▶ _Short exercise_: Turn the items into a numbered list, running from the first line of the items through the line containing "x-tick-label: 1000 bbox=[539, 434, 567, 447]", inclusive, and omitting any blank lines.

▶ _Extracted entries_:

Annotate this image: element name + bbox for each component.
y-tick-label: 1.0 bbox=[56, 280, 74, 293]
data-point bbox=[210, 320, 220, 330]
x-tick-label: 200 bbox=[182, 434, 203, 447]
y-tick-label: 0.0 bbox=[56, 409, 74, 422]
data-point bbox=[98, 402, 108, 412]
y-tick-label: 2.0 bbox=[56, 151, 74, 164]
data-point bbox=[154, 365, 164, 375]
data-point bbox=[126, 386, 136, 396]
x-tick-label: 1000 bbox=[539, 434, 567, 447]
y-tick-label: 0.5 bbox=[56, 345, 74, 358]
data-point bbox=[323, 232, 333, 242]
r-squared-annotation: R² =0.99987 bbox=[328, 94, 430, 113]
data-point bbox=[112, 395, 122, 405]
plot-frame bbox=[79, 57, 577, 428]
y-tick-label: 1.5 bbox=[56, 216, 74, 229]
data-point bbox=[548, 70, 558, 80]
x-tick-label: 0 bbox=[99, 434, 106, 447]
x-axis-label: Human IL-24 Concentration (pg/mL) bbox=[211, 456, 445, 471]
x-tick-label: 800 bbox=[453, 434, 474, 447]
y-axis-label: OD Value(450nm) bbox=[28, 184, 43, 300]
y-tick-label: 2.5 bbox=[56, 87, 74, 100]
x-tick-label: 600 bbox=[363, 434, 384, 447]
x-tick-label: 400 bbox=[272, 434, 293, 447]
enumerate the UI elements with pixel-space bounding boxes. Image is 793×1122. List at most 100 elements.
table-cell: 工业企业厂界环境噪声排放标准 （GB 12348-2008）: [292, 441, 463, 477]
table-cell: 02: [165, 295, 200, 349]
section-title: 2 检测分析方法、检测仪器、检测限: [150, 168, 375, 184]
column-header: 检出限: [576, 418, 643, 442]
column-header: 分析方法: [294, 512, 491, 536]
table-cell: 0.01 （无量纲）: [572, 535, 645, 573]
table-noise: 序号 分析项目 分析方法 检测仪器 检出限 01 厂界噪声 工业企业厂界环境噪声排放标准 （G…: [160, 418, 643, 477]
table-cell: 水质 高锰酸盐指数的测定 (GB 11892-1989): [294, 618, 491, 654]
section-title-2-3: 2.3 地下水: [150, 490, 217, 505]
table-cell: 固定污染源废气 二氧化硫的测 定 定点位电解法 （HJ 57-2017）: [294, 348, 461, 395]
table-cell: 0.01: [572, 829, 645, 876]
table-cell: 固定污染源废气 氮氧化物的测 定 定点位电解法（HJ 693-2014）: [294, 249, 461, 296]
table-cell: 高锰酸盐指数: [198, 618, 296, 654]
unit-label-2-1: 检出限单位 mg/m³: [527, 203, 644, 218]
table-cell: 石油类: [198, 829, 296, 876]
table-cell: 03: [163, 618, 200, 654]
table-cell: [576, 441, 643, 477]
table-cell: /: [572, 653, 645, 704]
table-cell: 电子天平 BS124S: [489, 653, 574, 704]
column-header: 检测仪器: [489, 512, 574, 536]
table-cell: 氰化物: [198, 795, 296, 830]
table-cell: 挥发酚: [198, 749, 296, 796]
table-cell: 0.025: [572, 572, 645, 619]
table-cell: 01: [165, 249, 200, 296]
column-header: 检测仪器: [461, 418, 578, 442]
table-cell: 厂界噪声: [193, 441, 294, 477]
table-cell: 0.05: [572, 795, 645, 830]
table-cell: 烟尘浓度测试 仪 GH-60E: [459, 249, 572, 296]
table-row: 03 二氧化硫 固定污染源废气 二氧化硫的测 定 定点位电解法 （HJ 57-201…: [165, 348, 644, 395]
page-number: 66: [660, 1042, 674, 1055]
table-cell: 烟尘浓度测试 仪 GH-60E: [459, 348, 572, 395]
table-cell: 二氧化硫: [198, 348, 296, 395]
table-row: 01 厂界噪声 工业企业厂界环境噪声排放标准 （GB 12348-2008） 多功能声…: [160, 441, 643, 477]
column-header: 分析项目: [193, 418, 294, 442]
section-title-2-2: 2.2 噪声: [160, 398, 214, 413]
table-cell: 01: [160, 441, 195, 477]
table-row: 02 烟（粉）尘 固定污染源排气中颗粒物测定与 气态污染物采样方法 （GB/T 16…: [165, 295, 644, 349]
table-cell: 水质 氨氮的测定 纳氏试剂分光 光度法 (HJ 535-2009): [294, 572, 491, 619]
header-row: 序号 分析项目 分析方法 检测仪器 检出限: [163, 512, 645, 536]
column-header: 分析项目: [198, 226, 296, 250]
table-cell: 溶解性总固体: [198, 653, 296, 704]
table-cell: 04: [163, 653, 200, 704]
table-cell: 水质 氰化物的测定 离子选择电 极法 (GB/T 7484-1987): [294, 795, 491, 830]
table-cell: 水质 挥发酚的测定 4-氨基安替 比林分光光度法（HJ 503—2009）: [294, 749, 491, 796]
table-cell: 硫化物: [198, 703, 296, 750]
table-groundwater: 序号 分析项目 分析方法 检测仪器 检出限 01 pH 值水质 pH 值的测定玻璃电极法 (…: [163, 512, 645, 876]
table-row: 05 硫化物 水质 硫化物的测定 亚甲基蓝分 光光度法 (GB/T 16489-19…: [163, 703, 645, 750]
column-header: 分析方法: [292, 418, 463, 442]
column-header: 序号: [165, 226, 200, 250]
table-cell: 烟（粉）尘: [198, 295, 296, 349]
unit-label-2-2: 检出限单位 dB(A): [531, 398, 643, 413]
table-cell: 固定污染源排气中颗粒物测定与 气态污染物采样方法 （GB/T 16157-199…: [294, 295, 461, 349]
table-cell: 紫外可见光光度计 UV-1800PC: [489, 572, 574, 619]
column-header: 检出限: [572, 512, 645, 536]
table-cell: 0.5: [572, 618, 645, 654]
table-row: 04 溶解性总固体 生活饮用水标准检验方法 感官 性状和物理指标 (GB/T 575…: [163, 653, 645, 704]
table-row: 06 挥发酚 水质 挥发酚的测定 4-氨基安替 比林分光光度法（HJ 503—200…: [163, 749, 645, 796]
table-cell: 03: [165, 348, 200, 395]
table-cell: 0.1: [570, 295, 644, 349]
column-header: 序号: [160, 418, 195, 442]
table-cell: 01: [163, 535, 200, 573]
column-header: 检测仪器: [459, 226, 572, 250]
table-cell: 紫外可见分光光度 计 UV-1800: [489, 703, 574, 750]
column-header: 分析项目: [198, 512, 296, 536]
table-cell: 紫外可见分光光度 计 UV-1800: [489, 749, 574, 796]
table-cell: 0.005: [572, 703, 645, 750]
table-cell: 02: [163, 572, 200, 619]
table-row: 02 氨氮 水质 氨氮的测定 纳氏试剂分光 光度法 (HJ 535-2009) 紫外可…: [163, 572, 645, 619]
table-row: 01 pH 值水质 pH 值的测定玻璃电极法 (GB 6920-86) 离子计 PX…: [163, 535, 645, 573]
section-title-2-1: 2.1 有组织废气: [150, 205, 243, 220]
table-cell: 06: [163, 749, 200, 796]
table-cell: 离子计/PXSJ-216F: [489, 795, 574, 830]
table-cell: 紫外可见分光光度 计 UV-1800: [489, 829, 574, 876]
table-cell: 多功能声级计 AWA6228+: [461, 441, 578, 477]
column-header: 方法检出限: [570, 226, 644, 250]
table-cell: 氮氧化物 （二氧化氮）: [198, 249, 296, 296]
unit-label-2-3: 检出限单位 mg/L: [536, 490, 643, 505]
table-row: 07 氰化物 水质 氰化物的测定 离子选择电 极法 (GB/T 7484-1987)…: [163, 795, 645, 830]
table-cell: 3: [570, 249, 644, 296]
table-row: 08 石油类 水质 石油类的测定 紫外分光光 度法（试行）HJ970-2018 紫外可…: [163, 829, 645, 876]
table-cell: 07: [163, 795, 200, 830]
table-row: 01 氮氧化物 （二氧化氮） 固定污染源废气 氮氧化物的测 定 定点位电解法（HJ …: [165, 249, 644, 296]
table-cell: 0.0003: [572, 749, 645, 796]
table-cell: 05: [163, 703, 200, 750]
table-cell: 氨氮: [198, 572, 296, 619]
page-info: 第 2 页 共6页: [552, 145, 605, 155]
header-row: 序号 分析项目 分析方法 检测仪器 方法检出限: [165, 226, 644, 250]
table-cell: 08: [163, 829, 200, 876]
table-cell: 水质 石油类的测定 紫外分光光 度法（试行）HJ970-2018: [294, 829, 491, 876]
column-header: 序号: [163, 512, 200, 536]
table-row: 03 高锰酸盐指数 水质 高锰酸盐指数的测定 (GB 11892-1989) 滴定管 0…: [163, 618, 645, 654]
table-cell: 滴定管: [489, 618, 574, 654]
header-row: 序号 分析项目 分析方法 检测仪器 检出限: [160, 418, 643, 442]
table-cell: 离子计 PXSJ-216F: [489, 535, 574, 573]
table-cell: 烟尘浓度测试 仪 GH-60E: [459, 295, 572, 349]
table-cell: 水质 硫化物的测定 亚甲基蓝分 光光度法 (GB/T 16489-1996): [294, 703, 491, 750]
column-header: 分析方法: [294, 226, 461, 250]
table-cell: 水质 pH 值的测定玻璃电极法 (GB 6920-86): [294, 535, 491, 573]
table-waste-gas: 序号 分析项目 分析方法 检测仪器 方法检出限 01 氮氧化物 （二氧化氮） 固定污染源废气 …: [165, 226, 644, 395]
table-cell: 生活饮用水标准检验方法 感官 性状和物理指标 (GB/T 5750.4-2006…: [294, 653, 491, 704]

▶ _Output for this task_:
1. Annotate this image: element name + bbox for each component.
2. y-tick-label: 1.0 bbox=[56, 280, 74, 293]
3. data-point bbox=[210, 320, 220, 330]
4. x-tick-label: 200 bbox=[182, 434, 203, 447]
5. y-tick-label: 0.0 bbox=[56, 409, 74, 422]
6. data-point bbox=[98, 402, 108, 412]
7. y-tick-label: 2.0 bbox=[56, 151, 74, 164]
8. data-point bbox=[154, 365, 164, 375]
9. data-point bbox=[126, 386, 136, 396]
10. x-tick-label: 1000 bbox=[539, 434, 567, 447]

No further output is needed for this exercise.